**Work required:**
Transcribe the records below exactly as they appear.

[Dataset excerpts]
## BEGIN

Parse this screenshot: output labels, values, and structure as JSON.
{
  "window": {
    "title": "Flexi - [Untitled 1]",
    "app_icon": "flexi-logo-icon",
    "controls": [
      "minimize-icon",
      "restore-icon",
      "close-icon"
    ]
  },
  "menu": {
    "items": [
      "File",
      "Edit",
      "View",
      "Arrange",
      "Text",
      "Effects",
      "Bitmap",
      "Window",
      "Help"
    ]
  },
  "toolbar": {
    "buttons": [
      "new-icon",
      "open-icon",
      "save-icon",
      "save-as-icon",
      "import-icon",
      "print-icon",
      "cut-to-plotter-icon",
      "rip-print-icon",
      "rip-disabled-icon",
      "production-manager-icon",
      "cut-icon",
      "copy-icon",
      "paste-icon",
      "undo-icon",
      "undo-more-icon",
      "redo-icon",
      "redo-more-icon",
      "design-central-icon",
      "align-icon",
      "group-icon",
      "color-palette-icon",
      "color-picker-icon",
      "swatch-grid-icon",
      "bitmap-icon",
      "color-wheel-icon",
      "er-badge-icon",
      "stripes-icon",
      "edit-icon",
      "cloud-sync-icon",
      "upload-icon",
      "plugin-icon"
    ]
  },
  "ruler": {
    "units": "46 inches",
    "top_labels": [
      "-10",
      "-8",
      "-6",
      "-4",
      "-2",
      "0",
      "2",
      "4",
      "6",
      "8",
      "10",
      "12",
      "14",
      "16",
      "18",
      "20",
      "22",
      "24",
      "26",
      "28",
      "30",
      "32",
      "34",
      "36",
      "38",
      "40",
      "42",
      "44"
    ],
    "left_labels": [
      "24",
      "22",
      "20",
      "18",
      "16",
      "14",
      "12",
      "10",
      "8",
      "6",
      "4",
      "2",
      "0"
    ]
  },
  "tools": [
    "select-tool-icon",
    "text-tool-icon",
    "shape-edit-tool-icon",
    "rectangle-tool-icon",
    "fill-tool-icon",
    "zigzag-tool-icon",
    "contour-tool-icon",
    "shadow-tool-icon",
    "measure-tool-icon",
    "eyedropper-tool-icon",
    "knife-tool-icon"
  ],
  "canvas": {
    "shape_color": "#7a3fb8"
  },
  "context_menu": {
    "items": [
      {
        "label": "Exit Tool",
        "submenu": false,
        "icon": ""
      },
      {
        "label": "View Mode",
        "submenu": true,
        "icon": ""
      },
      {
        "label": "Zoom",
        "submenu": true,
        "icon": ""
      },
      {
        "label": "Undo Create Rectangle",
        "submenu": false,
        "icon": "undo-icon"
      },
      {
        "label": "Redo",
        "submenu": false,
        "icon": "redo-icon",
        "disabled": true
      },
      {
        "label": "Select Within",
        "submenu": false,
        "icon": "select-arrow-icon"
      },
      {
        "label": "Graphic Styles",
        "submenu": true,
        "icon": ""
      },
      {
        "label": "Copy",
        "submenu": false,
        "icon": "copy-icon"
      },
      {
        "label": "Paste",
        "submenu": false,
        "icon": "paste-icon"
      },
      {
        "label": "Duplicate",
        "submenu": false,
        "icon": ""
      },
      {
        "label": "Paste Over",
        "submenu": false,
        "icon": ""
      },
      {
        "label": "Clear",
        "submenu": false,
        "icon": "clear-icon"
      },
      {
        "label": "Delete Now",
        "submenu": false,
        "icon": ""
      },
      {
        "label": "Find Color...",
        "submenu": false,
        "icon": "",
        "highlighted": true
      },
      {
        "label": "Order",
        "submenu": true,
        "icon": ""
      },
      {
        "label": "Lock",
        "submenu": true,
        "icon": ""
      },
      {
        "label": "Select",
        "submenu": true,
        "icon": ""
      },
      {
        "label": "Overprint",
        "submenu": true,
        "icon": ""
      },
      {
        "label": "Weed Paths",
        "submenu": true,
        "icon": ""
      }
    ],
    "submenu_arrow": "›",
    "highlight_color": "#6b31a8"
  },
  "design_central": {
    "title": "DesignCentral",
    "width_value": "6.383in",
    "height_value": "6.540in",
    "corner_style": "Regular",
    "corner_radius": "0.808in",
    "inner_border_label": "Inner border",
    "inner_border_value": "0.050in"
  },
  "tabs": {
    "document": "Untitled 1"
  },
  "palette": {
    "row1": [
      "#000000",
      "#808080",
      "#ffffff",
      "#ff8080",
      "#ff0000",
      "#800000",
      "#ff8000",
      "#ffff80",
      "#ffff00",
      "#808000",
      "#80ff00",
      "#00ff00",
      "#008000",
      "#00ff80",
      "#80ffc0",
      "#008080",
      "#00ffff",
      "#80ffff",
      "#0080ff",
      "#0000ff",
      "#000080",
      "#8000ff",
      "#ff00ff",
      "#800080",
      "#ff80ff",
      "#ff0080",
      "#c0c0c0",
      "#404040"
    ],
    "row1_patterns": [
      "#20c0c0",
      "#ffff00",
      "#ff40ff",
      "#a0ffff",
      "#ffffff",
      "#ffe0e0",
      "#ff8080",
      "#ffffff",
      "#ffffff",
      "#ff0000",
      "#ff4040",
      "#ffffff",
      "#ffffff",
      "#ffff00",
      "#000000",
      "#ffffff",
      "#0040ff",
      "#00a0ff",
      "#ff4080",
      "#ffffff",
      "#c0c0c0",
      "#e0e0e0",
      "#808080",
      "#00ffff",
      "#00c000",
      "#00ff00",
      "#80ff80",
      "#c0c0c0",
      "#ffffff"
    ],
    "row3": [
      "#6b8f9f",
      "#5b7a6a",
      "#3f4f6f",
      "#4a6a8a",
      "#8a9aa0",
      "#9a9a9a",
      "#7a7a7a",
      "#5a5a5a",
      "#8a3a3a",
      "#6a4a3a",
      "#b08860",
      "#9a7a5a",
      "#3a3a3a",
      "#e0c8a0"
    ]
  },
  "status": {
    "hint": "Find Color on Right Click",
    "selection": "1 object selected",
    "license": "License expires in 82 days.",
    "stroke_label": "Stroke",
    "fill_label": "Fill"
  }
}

## END

**Response for this exercise:**
Parse this screenshot: output labels, values, and structure as JSON.
{
  "window": {
    "title": "Flexi - [Untitled 1]",
    "app_icon": "flexi-logo-icon",
    "controls": [
      "minimize-icon",
      "restore-icon",
      "close-icon"
    ]
  },
  "menu": {
    "items": [
      "File",
      "Edit",
      "View",
      "Arrange",
      "Text",
      "Effects",
      "Bitmap",
      "Window",
      "Help"
    ]
  },
  "toolbar": {
    "buttons": [
      "new-icon",
      "open-icon",
      "save-icon",
      "save-as-icon",
      "import-icon",
      "print-icon",
      "cut-to-plotter-icon",
      "rip-print-icon",
      "rip-disabled-icon",
      "production-manager-icon",
      "cut-icon",
      "copy-icon",
      "paste-icon",
      "undo-icon",
      "undo-more-icon",
      "redo-icon",
      "redo-more-icon",
      "design-central-icon",
      "align-icon",
      "group-icon",
      "color-palette-icon",
      "color-picker-icon",
      "swatch-grid-icon",
      "bitmap-icon",
      "color-wheel-icon",
      "er-badge-icon",
      "stripes-icon",
      "edit-icon",
      "cloud-sync-icon",
      "upload-icon",
      "plugin-icon"
    ]
  },
  "ruler": {
    "units": "46 inches",
    "top_labels": [
      "-10",
      "-8",
      "-6",
      "-4",
      "-2",
      "0",
      "2",
      "4",
      "6",
      "8",
      "10",
      "12",
      "14",
      "16",
      "18",
      "20",
      "22",
      "24",
      "26",
      "28",
      "30",
      "32",
      "34",
      "36",
      "38",
      "40",
      "42",
      "44"
    ],
    "left_labels": [
      "24",
      "22",
      "20",
      "18",
      "16",
      "14",
      "12",
      "10",
      "8",
      "6",
      "4",
      "2",
      "0"
    ]
  },
  "tools": [
    "select-tool-icon",
    "text-tool-icon",
    "shape-edit-tool-icon",
    "rectangle-tool-icon",
    "fill-tool-icon",
    "zigzag-tool-icon",
    "contour-tool-icon",
    "shadow-tool-icon",
    "measure-tool-icon",
    "eyedropper-tool-icon",
    "knife-tool-icon"
  ],
  "canvas": {
    "shape_color": "#7a3fb8"
  },
  "context_menu": {
    "items": [
      {
        "label": "Exit Tool",
        "submenu": false,
        "icon": ""
      },
      {
        "label": "View Mode",
        "submenu": true,
        "icon": ""
      },
      {
        "label": "Zoom",
        "submenu": true,
        "icon": ""
      },
      {
        "label": "Undo Create Rectangle",
        "submenu": false,
        "icon": "undo-icon"
      },
      {
        "label": "Redo",
        "submenu": false,
        "icon": "redo-icon",
        "disabled": true
      },
      {
        "label": "Select Within",
        "submenu": false,
        "icon": "select-arrow-icon"
      },
      {
        "label": "Graphic Styles",
        "submenu": true,
        "icon": ""
      },
      {
        "label": "Copy",
        "submenu": false,
        "icon": "copy-icon"
      },
      {
        "label": "Paste",
        "submenu": false,
        "icon": "paste-icon"
      },
      {
        "label": "Duplicate",
        "submenu": false,
        "icon": ""
      },
      {
        "label": "Paste Over",
        "submenu": false,
        "icon": ""
      },
      {
        "label": "Clear",
        "submenu": false,
        "icon": "clear-icon"
      },
      {
        "label": "Delete Now",
        "submenu": false,
        "icon": ""
      },
      {
        "label": "Find Color...",
        "submenu": false,
        "icon": "",
        "highlighted": true
      },
      {
        "label": "Order",
        "submenu": true,
        "icon": ""
      },
      {
        "label": "Lock",
        "submenu": true,
        "icon": ""
      },
      {
        "label": "Select",
        "submenu": true,
        "icon": ""
      },
      {
        "label": "Overprint",
        "submenu": true,
        "icon": ""
      },
      {
        "label": "Weed Paths",
        "submenu": true,
        "icon": ""
      }
    ],
    "submenu_arrow": "›",
    "highlight_color": "#6b31a8"
  },
  "design_central": {
    "title": "DesignCentral",
    "width_value": "6.383in",
    "height_value": "6.540in",
    "corner_style": "Regular",
    "corner_radius": "0.808in",
    "inner_border_label": "Inner border",
    "inner_border_value": "0.050in"
  },
  "tabs": {
    "document": "Untitled 1"
  },
  "palette": {
    "row1": [
      "#000000",
      "#808080",
      "#ffffff",
      "#ff8080",
      "#ff0000",
      "#800000",
      "#ff8000",
      "#ffff80",
      "#ffff00",
      "#808000",
      "#80ff00",
      "#00ff00",
      "#008000",
      "#00ff80",
      "#80ffc0",
      "#008080",
      "#00ffff",
      "#80ffff",
      "#0080ff",
      "#0000ff",
      "#000080",
      "#8000ff",
      "#ff00ff",
      "#800080",
      "#ff80ff",
      "#ff0080",
      "#c0c0c0",
      "#404040"
    ],
    "row1_patterns": [
      "#20c0c0",
      "#ffff00",
      "#ff40ff",
      "#a0ffff",
      "#ffffff",
      "#ffe0e0",
      "#ff8080",
      "#ffffff",
      "#ffffff",
      "#ff0000",
      "#ff4040",
      "#ffffff",
      "#ffffff",
      "#ffff00",
      "#000000",
      "#ffffff",
      "#0040ff",
      "#00a0ff",
      "#ff4080",
      "#ffffff",
      "#c0c0c0",
      "#e0e0e0",
      "#808080",
      "#00ffff",
      "#00c000",
      "#00ff00",
      "#80ff80",
      "#c0c0c0",
      "#ffffff"
    ],
    "row3": [
      "#6b8f9f",
      "#5b7a6a",
      "#3f4f6f",
      "#4a6a8a",
      "#8a9aa0",
      "#9a9a9a",
      "#7a7a7a",
      "#5a5a5a",
      "#8a3a3a",
      "#6a4a3a",
      "#b08860",
      "#9a7a5a",
      "#3a3a3a",
      "#e0c8a0"
    ]
  },
  "status": {
    "hint": "Find Color on Right Click",
    "selection": "1 object selected",
    "license": "License expires in 82 days.",
    "stroke_label": "Stroke",
    "fill_label": "Fill"
  }
}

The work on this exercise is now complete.